▸ STATED EXERCISE
Keep only those lines of the records that include the string "sesuatu".

▸ TASK MATERIAL
####

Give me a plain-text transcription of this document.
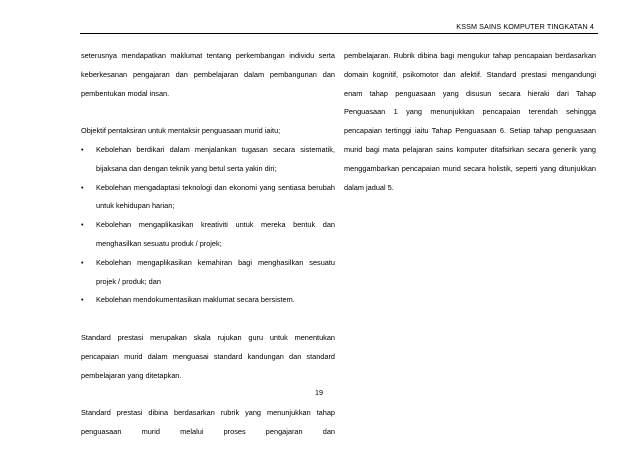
KSSM SAINS KOMPUTER TINGKATAN 4

seterusnya mendapatkan maklumat tentang perkembangan individu serta keberkesanan pengajaran dan pembelajaran dalam pembangunan dan pembentukan modal insan.

Objektif pentaksiran untuk mentaksir penguasaan murid iaitu;

• Kebolehan berdikari dalam menjalankan tugasan secara sistematik, bijaksana dan dengan teknik yang betul serta yakin diri;
• Kebolehan mengadaptasi teknologi dan ekonomi yang sentiasa berubah untuk kehidupan harian;
• Kebolehan mengaplikasikan kreativiti untuk mereka bentuk dan menghasilkan sesuatu produk / projek;
• Kebolehan mengaplikasikan kemahiran bagi menghasilkan sesuatu projek / produk; dan
• Kebolehan mendokumentasikan maklumat secara bersistem.

Standard prestasi merupakan skala rujukan guru untuk menentukan pencapaian murid dalam menguasai standard kandungan dan standard pembelajaran yang ditetapkan.

Standard prestasi dibina berdasarkan rubrik yang menunjukkan tahap penguasaan murid melalui proses pengajaran dan

pembelajaran. Rubrik dibina bagi mengukur tahap pencapaian berdasarkan domain kognitif, psikomotor dan afektif. Standard prestasi mengandungi enam tahap penguasaan yang disusun secara hieraki dari Tahap Penguasaan 1 yang menunjukkan pencapaian terendah sehingga pencapaian tertinggi iaitu Tahap Penguasaan 6. Setiap tahap penguasaan murid bagi mata pelajaran sains komputer ditafsirkan secara generik yang menggambarkan pencapaian murid secara holistik, seperti yang ditunjukkan dalam jadual 5.

19
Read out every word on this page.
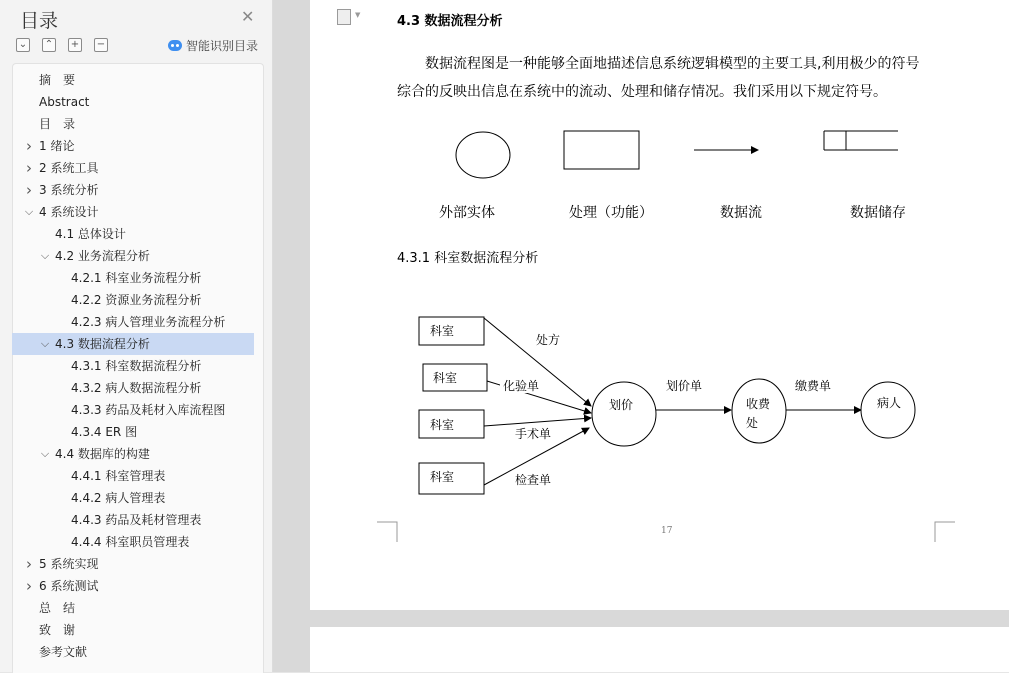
目录	✕
⌄ ⌃ + −	智能识别目录
摘　要
Abstract
目　录
› 1 绪论
› 2 系统工具
› 3 系统分析
⌵ 4 系统设计
4.1 总体设计
⌵ 4.2 业务流程分析
4.2.1 科室业务流程分析
4.2.2 资源业务流程分析
4.2.3 病人管理业务流程分析
⌵ 4.3 数据流程分析
4.3.1 科室数据流程分析
4.3.2 病人数据流程分析
4.3.3 药品及耗材入库流程图
4.3.4 ER 图
⌵ 4.4 数据库的构建
4.4.1 科室管理表
4.4.2 病人管理表
4.4.3 药品及耗材管理表
4.4.4 科室职员管理表
› 5 系统实现
› 6 系统测试
总　结
致　谢
参考文献
▼	4.3 数据流程分析

数据流程图是一种能够全面地描述信息系统逻辑模型的主要工具,利用极少的符号

综合的反映出信息在系统中的流动、处理和储存情况。我们采用以下规定符号。

外部实体	处理（功能）	数据流	数据储存
4.3.1 科室数据流程分析
科室
科室
科室
科室
处方
化验单
手术单
检查单
划价
划价单
收费
处
缴费单
病人
17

####

▸ RESPONSE
• Kebolehan mengaplikasikan kreativiti untuk mereka bentuk dan menghasilkan sesuatu produk / projek;
• Kebolehan mengaplikasikan kemahiran bagi menghasilkan sesuatu projek / produk; dan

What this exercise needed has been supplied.